Direction ▸ Filter the listing below, copying every line in which the word "value" appears.

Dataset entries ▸
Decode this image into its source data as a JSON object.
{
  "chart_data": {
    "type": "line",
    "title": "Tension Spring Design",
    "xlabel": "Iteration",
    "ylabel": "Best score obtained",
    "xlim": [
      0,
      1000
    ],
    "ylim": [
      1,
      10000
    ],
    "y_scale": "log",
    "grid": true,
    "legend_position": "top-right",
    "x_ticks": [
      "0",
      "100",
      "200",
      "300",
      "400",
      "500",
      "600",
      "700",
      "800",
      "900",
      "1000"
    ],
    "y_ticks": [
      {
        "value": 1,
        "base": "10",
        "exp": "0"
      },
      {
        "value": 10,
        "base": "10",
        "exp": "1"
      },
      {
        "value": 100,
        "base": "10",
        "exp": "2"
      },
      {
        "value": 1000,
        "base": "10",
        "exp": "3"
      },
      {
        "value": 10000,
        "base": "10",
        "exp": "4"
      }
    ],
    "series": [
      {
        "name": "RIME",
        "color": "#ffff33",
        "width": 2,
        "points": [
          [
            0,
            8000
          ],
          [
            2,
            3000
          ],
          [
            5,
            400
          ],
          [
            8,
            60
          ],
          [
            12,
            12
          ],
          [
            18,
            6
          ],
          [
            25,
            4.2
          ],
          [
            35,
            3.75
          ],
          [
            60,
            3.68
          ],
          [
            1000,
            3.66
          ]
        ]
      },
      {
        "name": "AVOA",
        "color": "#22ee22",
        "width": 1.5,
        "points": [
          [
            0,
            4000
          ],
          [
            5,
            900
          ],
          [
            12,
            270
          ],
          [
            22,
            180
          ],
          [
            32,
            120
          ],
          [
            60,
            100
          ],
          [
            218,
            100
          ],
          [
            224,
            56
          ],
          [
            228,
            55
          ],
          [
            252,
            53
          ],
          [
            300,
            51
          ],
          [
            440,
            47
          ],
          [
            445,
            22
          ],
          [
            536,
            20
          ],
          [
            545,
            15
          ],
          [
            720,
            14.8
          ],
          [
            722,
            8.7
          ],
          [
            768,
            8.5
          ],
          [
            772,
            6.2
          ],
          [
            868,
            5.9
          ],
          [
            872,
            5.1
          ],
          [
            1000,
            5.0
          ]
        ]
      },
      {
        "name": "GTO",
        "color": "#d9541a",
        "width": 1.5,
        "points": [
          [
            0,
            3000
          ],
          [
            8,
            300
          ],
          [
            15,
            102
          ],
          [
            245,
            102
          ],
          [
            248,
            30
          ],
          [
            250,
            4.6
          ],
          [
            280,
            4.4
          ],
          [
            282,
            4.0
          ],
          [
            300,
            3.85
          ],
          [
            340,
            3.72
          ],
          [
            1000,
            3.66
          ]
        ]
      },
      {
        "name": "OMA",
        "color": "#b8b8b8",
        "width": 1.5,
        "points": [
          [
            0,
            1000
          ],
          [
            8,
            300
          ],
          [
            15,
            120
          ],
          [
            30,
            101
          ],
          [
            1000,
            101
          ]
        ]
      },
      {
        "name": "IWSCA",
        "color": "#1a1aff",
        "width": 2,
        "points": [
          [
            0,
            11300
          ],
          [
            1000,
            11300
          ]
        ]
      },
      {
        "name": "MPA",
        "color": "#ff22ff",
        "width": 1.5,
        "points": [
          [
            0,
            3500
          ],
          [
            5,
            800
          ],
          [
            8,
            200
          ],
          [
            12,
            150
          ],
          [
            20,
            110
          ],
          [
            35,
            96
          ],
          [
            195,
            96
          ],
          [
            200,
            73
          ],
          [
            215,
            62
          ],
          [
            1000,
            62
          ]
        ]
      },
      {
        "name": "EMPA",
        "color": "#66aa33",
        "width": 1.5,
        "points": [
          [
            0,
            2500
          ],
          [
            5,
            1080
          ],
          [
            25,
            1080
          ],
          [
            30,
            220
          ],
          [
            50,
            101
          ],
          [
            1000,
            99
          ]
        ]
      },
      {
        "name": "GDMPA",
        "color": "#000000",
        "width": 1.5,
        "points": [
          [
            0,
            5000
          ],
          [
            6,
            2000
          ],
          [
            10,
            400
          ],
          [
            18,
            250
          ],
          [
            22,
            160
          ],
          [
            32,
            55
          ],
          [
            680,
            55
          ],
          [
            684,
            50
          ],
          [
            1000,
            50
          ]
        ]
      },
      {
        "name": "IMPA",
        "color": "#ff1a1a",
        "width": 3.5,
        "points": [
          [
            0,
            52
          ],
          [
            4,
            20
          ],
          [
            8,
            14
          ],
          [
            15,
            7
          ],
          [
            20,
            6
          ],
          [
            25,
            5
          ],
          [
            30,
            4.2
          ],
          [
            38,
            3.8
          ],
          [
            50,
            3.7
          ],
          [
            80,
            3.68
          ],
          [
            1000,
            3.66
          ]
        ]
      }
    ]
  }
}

Exercise answer ▸
        "value": 1,
        "value": 10,
        "value": 100,
        "value": 1000,
        "value": 10000,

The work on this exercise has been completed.